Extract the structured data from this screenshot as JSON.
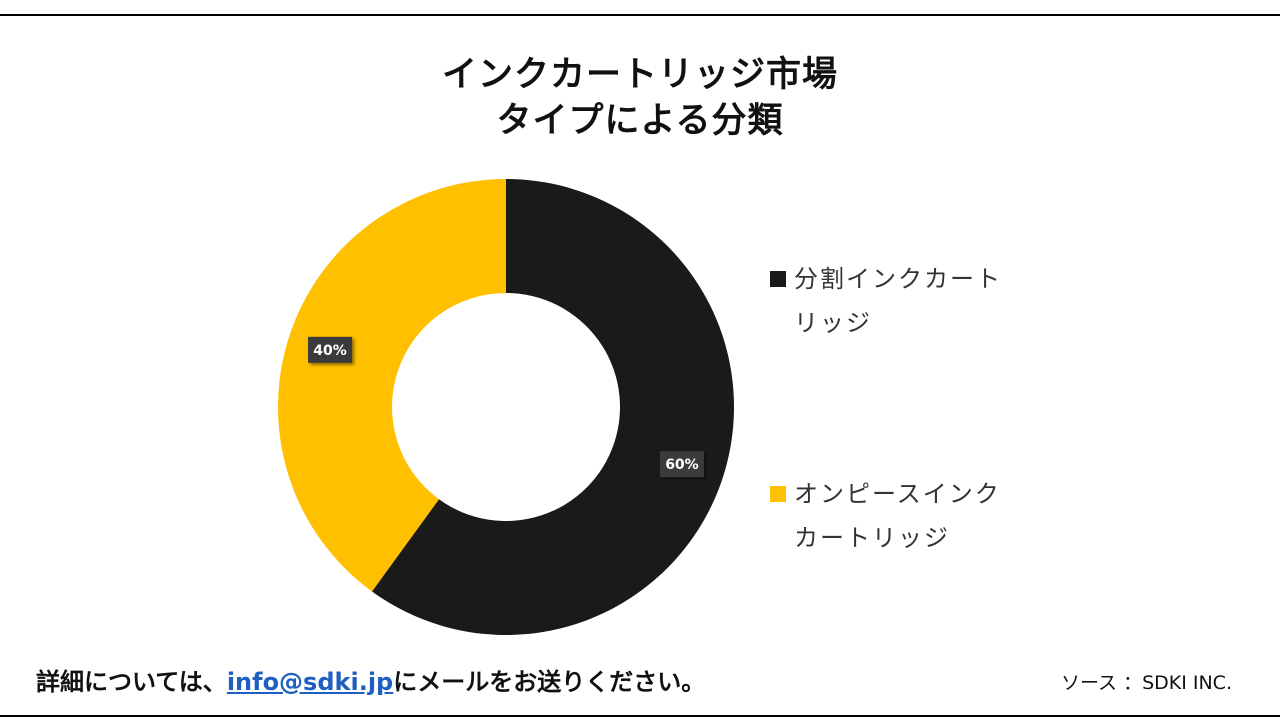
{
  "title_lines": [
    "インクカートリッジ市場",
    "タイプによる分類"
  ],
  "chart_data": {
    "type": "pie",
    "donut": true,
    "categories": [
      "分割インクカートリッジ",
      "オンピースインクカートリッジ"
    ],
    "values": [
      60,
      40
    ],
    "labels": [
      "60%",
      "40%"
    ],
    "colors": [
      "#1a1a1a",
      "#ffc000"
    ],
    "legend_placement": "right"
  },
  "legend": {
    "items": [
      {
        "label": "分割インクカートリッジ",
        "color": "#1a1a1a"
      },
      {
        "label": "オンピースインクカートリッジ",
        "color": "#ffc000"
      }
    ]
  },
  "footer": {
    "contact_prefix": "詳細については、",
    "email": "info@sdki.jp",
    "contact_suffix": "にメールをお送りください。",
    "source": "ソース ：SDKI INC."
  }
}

------------------------------------------------------------

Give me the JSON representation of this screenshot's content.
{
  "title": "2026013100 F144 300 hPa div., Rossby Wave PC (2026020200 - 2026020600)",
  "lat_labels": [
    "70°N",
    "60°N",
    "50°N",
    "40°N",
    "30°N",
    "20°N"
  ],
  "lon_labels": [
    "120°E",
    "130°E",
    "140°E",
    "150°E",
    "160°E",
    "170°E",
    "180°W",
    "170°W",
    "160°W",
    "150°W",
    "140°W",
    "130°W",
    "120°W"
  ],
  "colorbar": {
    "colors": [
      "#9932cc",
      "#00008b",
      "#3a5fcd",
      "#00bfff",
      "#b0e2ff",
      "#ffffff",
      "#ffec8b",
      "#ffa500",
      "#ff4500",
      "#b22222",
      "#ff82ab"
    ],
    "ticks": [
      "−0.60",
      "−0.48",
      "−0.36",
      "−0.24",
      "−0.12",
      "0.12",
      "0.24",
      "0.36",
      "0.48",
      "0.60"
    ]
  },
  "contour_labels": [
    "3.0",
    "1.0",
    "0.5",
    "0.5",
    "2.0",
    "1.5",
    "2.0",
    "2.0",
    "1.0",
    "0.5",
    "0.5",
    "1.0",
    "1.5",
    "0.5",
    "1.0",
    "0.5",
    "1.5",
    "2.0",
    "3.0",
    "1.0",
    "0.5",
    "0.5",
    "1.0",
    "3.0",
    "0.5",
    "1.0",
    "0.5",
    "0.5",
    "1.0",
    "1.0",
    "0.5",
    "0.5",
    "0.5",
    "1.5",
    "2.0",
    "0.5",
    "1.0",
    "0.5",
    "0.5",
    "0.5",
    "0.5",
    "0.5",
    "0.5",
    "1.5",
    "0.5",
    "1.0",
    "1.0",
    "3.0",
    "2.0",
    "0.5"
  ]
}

------------------------------------------------------------

WHAT THE EXERCISE ASKS:
Go through the records line by line and count those containing the string "JSON". Give only the total.

ANSWER FOR THE TASK:
2